_GIVEN PROBLEM:_ Format each line of the records as a JSON list of strings, with one string per line and blank lines omitted.

_DATASET:_
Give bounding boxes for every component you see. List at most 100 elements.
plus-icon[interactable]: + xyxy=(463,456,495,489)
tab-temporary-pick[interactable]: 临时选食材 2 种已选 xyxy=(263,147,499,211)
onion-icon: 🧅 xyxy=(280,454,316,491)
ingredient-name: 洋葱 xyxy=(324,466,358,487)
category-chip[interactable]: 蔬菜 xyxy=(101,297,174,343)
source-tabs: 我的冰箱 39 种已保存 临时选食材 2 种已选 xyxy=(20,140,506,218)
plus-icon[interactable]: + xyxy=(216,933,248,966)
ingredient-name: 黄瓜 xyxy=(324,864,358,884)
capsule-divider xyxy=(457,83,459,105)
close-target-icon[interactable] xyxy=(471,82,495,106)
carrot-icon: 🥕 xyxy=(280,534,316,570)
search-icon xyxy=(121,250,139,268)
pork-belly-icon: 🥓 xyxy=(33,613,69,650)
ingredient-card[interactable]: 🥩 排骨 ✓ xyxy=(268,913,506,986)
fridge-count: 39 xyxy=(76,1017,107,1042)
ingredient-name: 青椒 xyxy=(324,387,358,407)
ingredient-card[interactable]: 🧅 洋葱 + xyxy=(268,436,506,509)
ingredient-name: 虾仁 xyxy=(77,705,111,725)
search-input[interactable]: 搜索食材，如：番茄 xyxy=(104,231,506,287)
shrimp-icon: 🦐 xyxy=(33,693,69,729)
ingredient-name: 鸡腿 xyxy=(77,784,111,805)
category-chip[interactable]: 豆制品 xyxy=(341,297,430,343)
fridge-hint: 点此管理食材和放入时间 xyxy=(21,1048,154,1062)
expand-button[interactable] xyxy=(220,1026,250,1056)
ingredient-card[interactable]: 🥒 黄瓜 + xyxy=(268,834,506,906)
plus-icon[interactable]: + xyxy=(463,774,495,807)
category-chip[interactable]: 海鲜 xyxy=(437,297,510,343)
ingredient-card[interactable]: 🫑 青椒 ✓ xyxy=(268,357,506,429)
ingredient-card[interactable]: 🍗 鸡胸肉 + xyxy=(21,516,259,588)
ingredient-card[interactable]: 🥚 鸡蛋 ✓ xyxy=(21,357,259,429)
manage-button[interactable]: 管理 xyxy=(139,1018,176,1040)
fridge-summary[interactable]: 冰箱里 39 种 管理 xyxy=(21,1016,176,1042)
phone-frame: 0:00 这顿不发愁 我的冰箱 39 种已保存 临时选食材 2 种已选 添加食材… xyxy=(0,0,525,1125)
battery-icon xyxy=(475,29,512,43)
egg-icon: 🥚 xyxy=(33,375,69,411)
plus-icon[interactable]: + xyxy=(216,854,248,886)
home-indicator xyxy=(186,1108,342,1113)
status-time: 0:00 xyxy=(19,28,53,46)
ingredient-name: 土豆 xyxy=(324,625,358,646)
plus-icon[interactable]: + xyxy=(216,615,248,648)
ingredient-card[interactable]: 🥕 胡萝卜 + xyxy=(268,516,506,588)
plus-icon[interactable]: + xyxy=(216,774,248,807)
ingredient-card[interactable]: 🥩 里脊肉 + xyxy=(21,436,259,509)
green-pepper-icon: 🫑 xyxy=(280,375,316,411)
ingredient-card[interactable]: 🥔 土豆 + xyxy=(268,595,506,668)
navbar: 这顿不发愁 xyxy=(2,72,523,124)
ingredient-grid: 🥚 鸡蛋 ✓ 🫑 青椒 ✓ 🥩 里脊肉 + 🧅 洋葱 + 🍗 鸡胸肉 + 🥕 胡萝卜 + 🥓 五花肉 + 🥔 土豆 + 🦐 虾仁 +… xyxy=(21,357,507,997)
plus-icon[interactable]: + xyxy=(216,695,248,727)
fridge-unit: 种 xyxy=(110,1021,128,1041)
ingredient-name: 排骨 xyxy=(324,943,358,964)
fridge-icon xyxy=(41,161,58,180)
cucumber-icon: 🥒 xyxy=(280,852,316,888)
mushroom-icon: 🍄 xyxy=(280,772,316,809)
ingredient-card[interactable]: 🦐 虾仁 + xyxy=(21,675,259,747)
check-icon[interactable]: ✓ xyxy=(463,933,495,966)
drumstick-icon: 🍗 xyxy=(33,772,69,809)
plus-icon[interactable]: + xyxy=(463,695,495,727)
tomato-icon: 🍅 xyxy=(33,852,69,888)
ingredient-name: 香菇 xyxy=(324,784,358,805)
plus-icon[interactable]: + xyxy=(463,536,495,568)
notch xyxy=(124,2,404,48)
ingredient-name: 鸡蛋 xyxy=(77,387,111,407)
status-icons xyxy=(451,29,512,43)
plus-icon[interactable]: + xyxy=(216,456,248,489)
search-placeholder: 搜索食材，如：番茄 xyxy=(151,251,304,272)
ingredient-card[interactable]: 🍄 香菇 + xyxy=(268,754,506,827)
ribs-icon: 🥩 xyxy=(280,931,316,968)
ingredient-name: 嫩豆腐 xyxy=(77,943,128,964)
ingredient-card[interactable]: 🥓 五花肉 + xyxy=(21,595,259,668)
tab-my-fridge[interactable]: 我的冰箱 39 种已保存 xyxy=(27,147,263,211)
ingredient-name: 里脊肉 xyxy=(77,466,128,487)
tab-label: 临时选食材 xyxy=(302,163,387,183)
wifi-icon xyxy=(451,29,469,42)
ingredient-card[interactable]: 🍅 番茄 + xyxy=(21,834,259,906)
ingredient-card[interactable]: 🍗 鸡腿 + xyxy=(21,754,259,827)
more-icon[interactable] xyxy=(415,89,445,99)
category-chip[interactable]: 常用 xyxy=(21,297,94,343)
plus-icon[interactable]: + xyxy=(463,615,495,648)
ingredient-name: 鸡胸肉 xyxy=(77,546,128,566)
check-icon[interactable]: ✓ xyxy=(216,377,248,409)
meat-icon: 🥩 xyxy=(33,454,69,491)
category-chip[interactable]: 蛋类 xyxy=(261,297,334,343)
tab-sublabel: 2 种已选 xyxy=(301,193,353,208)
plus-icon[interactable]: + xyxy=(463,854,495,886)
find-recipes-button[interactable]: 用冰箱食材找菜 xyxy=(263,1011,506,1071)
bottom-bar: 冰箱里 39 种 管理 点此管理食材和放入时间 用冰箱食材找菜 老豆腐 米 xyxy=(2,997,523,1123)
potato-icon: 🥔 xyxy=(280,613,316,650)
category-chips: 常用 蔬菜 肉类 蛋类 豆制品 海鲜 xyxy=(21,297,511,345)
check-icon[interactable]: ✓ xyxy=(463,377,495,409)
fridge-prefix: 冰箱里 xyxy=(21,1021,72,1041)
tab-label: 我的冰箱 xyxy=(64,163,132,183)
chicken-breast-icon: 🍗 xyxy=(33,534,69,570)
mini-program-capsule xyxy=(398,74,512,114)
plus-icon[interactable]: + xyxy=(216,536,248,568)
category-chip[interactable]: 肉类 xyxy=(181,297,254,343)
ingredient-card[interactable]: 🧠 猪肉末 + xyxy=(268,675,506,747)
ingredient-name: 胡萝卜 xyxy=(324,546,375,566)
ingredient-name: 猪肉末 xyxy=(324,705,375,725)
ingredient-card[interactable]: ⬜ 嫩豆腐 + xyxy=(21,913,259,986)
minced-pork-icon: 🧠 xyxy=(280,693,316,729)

_OUTPUT FOR THIS TASK:_
[
  "Give bounding boxes for every component you see. List at most 100 elements.",
  "plus-icon[interactable]: + xyxy=(463,456,495,489)",
  "tab-temporary-pick[interactable]: 临时选食材 2 种已选 xyxy=(263,147,499,211)",
  "onion-icon: 🧅 xyxy=(280,454,316,491)",
  "ingredient-name: 洋葱 xyxy=(324,466,358,487)",
  "category-chip[interactable]: 蔬菜 xyxy=(101,297,174,343)",
  "source-tabs: 我的冰箱 39 种已保存 临时选食材 2 种已选 xyxy=(20,140,506,218)",
  "plus-icon[interactable]: + xyxy=(216,933,248,966)",
  "ingredient-name: 黄瓜 xyxy=(324,864,358,884)",
  "capsule-divider xyxy=(457,83,459,105)",
  "close-target-icon[interactable] xyxy=(471,82,495,106)",
  "carrot-icon: 🥕 xyxy=(280,534,316,570)",
  "search-icon xyxy=(121,250,139,268)",
  "pork-belly-icon: 🥓 xyxy=(33,613,69,650)",
  "ingredient-card[interactable]: 🥩 排骨 ✓ xyxy=(268,913,506,986)",
  "fridge-count: 39 xyxy=(76,1017,107,1042)",
  "ingredient-name: 青椒 xyxy=(324,387,358,407)",
  "ingredient-card[interactable]: 🧅 洋葱 + xyxy=(268,436,506,509)",
  "ingredient-name: 虾仁 xyxy=(77,705,111,725)",
  "search-input[interactable]: 搜索食材，如：番茄 xyxy=(104,231,506,287)",
  "shrimp-icon: 🦐 xyxy=(33,693,69,729)",
  "ingredient-name: 鸡腿 xyxy=(77,784,111,805)",
  "category-chip[interactable]: 豆制品 xyxy=(341,297,430,343)",
  "fridge-hint: 点此管理食材和放入时间 xyxy=(21,1048,154,1062)",
  "expand-button[interactable] xyxy=(220,1026,250,1056)",
  "ingredient-card[interactable]: 🥒 黄瓜 + xyxy=(268,834,506,906)",
  "plus-icon[interactable]: + xyxy=(463,774,495,807)",
  "category-chip[interactable]: 海鲜 xyxy=(437,297,510,343)",
  "ingredient-card[interactable]: 🫑 青椒 ✓ xyxy=(268,357,506,429)",
  "ingredient-card[interactable]: 🍗 鸡胸肉 + xyxy=(21,516,259,588)",
  "ingredient-card[interactable]: 🥚 鸡蛋 ✓ xyxy=(21,357,259,429)",
  "manage-button[interactable]: 管理 xyxy=(139,1018,176,1040)",
  "fridge-summary[interactable]: 冰箱里 39 种 管理 xyxy=(21,1016,176,1042)",
  "phone-frame: 0:00 这顿不发愁 我的冰箱 39 种已保存 临时选食材 2 种已选 添加食材… xyxy=(0,0,525,1125)",
  "battery-icon xyxy=(475,29,512,43)",
  "egg-icon: 🥚 xyxy=(33,375,69,411)",
  "plus-icon[interactable]: + xyxy=(216,854,248,886)",
  "home-indicator xyxy=(186,1108,342,1113)",
  "status-time: 0:00 xyxy=(19,28,53,46)",
  "ingredient-name: 土豆 xyxy=(324,625,358,646)",
  "plus-icon[interactable]: + xyxy=(216,615,248,648)",
  "ingredient-card[interactable]: 🥕 胡萝卜 + xyxy=(268,516,506,588)",
  "plus-icon[interactable]: + xyxy=(216,774,248,807)",
  "ingredient-card[interactable]: 🥩 里脊肉 + xyxy=(21,436,259,509)",
  "green-pepper-icon: 🫑 xyxy=(280,375,316,411)",
  "ingredient-card[interactable]: 🥔 土豆 + xyxy=(268,595,506,668)",
  "navbar: 这顿不发愁 xyxy=(2,72,523,124)",
  "ingredient-grid: 🥚 鸡蛋 ✓ 🫑 青椒 ✓ 🥩 里脊肉 + 🧅 洋葱 + 🍗 鸡胸肉 + 🥕 胡萝卜 + 🥓 五花肉 + 🥔 土豆 + 🦐 虾仁 +… xyxy=(21,357,507,997)",
  "plus-icon[interactable]: + xyxy=(216,695,248,727)",
  "fridge-unit: 种 xyxy=(110,1021,128,1041)",
  "ingredient-name: 排骨 xyxy=(324,943,358,964)",
  "fridge-icon xyxy=(41,161,58,180)",
  "cucumber-icon: 🥒 xyxy=(280,852,316,888)",
  "mushroom-icon: 🍄 xyxy=(280,772,316,809)",
  "ingredient-card[interactable]: 🦐 虾仁 + xyxy=(21,675,259,747)",
  "check-icon[interactable]: ✓ xyxy=(463,933,495,966)",
  "drumstick-icon: 🍗 xyxy=(33,772,69,809)",
  "plus-icon[interactable]: + xyxy=(463,695,495,727)",
  "tomato-icon: 🍅 xyxy=(33,852,69,888)",
  "ingredient-name: 香菇 xyxy=(324,784,358,805)",
  "plus-icon[interactable]: + xyxy=(463,536,495,568)",
  "notch xyxy=(124,2,404,48)",
  "ingredient-name: 鸡蛋 xyxy=(77,387,111,407)",
  "status-icons xyxy=(451,29,512,43)",
  "plus-icon[interactable]: + xyxy=(216,456,248,489)",
  "search-placeholder: 搜索食材，如：番茄 xyxy=(151,251,304,272)",
  "ingredient-card[interactable]: 🍄 香菇 + xyxy=(268,754,506,827)",
  "ribs-icon: 🥩 xyxy=(280,931,316,968)",
  "ingredient-name: 嫩豆腐 xyxy=(77,943,128,964)",
  "ingredient-card[interactable]: 🥓 五花肉 + xyxy=(21,595,259,668)",
  "tab-my-fridge[interactable]: 我的冰箱 39 种已保存 xyxy=(27,147,263,211)",
  "ingredient-name: 里脊肉 xyxy=(77,466,128,487)",
  "tab-label: 临时选食材 xyxy=(302,163,387,183)",
  "wifi-icon xyxy=(451,29,469,42)",
  "ingredient-card[interactable]: 🍅 番茄 + xyxy=(21,834,259,906)",
  "ingredient-card[interactable]: 🍗 鸡腿 + xyxy=(21,754,259,827)",
  "more-icon[interactable] xyxy=(415,89,445,99)",
  "category-chip[interactable]: 常用 xyxy=(21,297,94,343)",
  "plus-icon[interactable]: + xyxy=(463,615,495,648)",
  "ingredient-name: 鸡胸肉 xyxy=(77,546,128,566)",
  "check-icon[interactable]: ✓ xyxy=(216,377,248,409)",
  "meat-icon: 🥩 xyxy=(33,454,69,491)",
  "category-chip[interactable]: 蛋类 xyxy=(261,297,334,343)",
  "tab-sublabel: 2 种已选 xyxy=(301,193,353,208)",
  "plus-icon[interactable]: + xyxy=(463,854,495,886)",
  "find-recipes-button[interactable]: 用冰箱食材找菜 xyxy=(263,1011,506,1071)",
  "bottom-bar: 冰箱里 39 种 管理 点此管理食材和放入时间 用冰箱食材找菜 老豆腐 米 xyxy=(2,997,523,1123)",
  "potato-icon: 🥔 xyxy=(280,613,316,650)",
  "category-chips: 常用 蔬菜 肉类 蛋类 豆制品 海鲜 xyxy=(21,297,511,345)",
  "check-icon[interactable]: ✓ xyxy=(463,377,495,409)",
  "fridge-prefix: 冰箱里 xyxy=(21,1021,72,1041)",
  "tab-label: 我的冰箱 xyxy=(64,163,132,183)",
  "chicken-breast-icon: 🍗 xyxy=(33,534,69,570)",
  "mini-program-capsule xyxy=(398,74,512,114)",
  "plus-icon[interactable]: + xyxy=(216,536,248,568)",
  "category-chip[interactable]: 肉类 xyxy=(181,297,254,343)",
  "ingredient-card[interactable]: 🧠 猪肉末 + xyxy=(268,675,506,747)",
  "ingredient-name: 胡萝卜 xyxy=(324,546,375,566)",
  "ingredient-name: 猪肉末 xyxy=(324,705,375,725)",
  "ingredient-card[interactable]: ⬜ 嫩豆腐 + xyxy=(21,913,259,986)",
  "minced-pork-icon: 🧠 xyxy=(280,693,316,729)"
]